OBIETTIVO: Secondo il testo sul Castelmagno, per quale motivo il formaggio destinato alla grande distribuzione è calato di qualità? Rispondi in una o due frasi.

TESTO DEL DOCUMENTO:
══════════════════════════════
Premessa: a me il Castelmagno non piace. O meglio: non piace più. Lo trovo insulso, "nescio" scipito e ogni volta mi chiedo dove sia andato a finire quel grandioso formaggio che mi aveva conquistato anni fa. Qualche indizio mi è stato dato di recente, ad una cena dell'Accademia Italiana della Cucina (mio suocero ne è membro) quando, parlando del classico passo più lungo della gamba, si è fatto proprio l'esempio del Castelmagno. Pare infatti che, sulla scia dei primi entisiasmi successivi alla scoperta di un prodotto fino ad allora ritenuto "di nicchia", i produttori abbiano esteso a tal punto il raggio di vendita che, dopo pochi anni, non sono stati più capaci di reggere la domanda. I tempi di stagionatura, infatti, sono quelli che sono e francamente se ne fregano se negli Stati Uniti hanno ordinato 10mila forme o l'ultimo stellato esige una fornitura regolare ogni mese. E così, il prodotto destinato alla grande distribuzione è gioco forza sceso di qualità, come dimostra il mio pezzo di Castelmagno che era del tutto insapore.- e anche inodore: come si sa dai tempi di Tre Uomini in Barca, infatti, i formaggi più sono buoni, più puzzano, ahinoi. Questo non significa che tutto il Castelmagno sia deludente come quello che è toccato a me, tutt'altro: esistono (e resistono) ancora i piccoli produttori che, in barba a facili guadagni, rispettano ancora le antiche ricette e gli antichi metodi di stagionatura. Per cui, prima dell'acquisto, accertatevi della qualità del prodotto e chiedetene un assaggio al salumiere, oppure, se avete la fortuna di passare da quelle parti, fatevene una bella scorta. E pazienza se dovrete stare in apnea ogni volta che entrerete in cantina o aprirete la porta della dispensa: alla prova del gusto, passerà tutto in secondo piano.
══════════════════════════════
RIGHE DEL DATASET:
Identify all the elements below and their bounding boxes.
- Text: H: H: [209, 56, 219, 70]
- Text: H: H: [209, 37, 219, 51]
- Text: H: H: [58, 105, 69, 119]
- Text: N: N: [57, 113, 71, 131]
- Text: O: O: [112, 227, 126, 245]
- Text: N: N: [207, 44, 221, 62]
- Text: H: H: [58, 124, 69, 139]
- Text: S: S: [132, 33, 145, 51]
══════════════════════════════
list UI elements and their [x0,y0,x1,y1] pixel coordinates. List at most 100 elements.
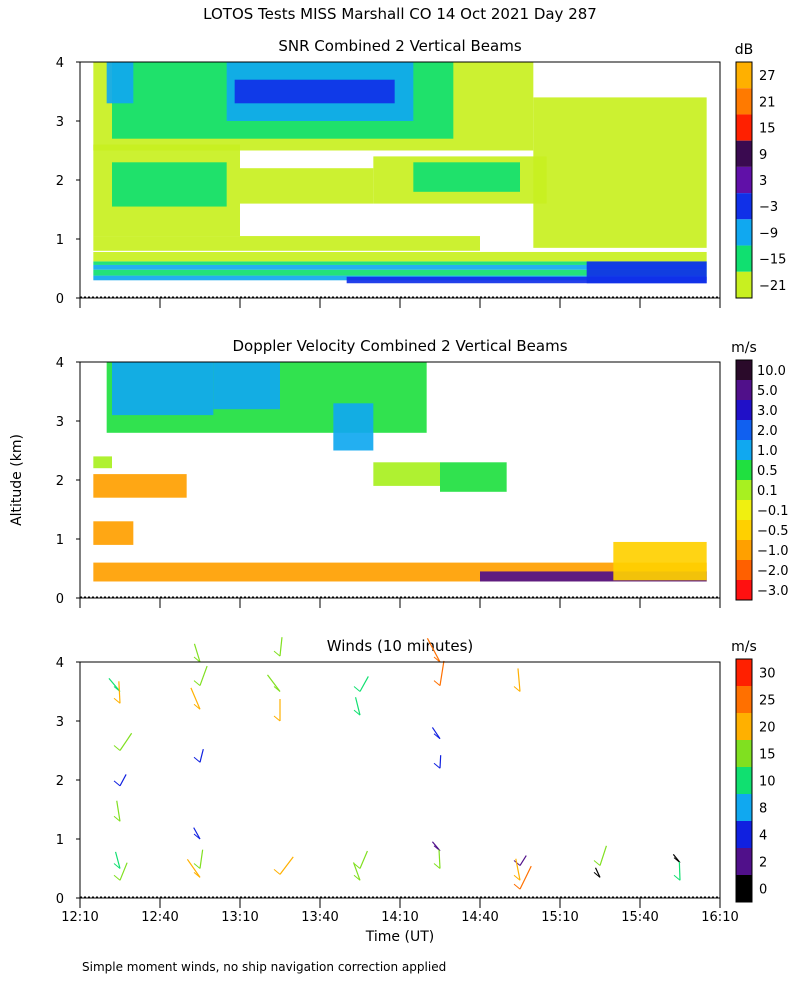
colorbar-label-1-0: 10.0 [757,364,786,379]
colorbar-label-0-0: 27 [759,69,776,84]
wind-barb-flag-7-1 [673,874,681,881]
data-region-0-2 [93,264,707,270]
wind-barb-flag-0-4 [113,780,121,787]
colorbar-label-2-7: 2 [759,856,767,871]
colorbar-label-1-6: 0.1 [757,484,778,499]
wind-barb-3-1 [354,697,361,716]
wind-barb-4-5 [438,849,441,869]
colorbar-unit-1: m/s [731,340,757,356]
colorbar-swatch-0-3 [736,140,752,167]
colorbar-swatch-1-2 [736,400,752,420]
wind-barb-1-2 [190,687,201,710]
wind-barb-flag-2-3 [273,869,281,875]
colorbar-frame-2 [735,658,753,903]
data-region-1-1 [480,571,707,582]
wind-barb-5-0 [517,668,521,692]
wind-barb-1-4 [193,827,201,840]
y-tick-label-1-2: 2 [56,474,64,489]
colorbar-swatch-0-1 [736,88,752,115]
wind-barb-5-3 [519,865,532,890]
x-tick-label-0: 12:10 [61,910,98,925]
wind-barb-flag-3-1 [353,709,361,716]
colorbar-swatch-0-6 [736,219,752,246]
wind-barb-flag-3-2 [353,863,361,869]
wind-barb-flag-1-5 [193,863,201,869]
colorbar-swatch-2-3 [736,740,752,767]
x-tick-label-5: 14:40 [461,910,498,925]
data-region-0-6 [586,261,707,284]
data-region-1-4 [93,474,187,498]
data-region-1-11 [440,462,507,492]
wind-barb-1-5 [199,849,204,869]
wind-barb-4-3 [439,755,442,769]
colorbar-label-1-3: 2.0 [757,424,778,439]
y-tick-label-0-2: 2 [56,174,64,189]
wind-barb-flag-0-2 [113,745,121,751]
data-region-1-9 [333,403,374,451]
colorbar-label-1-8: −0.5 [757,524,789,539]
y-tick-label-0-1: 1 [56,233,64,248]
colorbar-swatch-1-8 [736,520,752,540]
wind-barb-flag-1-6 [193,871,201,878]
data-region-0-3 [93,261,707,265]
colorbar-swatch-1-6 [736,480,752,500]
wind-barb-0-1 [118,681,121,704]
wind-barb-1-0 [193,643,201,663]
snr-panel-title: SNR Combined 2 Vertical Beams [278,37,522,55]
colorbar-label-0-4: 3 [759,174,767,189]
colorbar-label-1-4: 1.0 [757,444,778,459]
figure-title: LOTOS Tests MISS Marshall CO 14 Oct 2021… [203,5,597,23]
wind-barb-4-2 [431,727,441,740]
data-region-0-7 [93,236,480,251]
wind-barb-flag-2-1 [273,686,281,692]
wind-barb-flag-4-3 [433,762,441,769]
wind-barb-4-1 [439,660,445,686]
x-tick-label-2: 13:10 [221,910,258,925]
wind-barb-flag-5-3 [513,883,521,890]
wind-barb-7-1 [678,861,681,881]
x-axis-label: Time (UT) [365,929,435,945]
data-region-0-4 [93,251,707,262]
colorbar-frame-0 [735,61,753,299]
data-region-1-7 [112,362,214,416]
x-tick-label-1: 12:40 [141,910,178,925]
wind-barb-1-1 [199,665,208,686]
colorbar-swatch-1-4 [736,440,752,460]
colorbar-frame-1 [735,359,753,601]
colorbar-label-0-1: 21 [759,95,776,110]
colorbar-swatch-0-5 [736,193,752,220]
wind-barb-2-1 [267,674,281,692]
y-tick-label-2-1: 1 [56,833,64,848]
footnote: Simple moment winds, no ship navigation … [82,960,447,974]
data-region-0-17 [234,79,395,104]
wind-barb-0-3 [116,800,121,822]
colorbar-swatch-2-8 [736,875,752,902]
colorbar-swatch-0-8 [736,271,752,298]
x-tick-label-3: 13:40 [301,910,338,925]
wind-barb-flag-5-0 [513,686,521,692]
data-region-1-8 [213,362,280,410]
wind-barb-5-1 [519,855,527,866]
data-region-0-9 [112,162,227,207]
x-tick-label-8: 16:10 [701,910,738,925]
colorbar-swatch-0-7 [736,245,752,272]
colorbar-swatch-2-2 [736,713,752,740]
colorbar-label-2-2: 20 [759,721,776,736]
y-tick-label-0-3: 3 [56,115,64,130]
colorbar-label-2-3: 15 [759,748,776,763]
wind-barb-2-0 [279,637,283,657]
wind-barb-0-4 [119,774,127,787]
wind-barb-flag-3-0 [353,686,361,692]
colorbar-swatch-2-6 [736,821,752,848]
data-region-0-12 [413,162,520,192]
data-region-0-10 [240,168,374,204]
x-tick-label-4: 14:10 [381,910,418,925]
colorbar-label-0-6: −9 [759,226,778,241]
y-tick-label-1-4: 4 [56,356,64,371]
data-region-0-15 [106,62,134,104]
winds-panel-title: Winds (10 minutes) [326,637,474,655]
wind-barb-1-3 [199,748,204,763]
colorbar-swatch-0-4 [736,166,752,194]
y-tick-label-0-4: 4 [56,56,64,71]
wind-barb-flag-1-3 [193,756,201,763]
══════════════════════════════
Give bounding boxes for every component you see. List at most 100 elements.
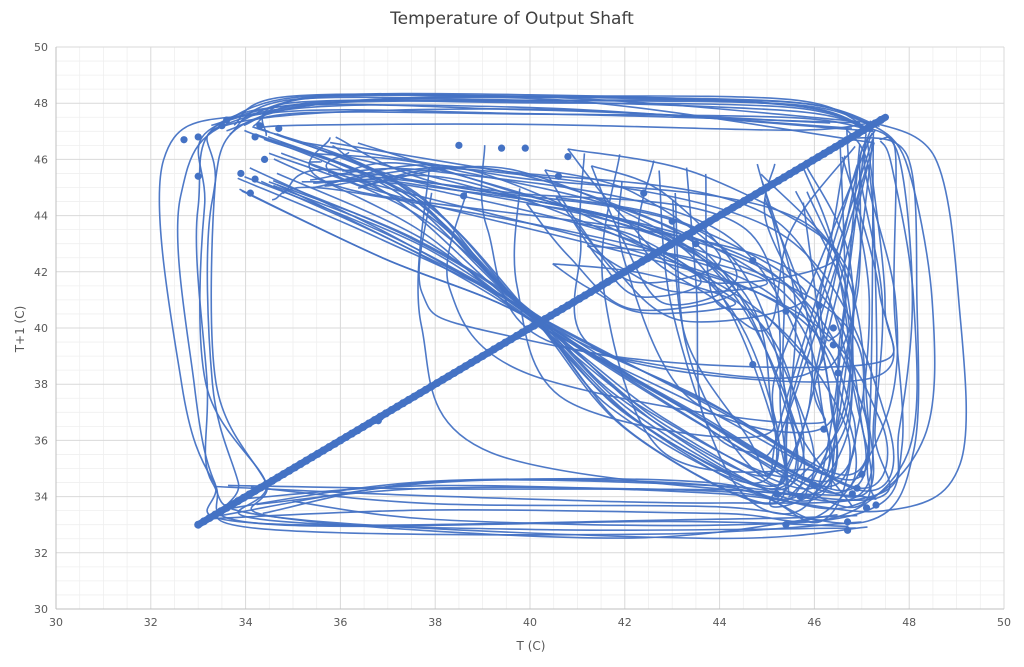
══════════════════════════════
RISPOSTA COMPLETA: Dopo i primi entusiasmi per un prodotto fino ad allora ritenuto "di nicchia", i produttori hanno allargato così tanto il raggio di vendita che in pochi anni non sono più riusciti a reggere la domanda. Poiché i tempi di stagionatura non cambiano in base agli ordini, come le 10mila forme chieste dagli Stati Uniti o le forniture mensili di uno stellato, la qualità è scesa per forza.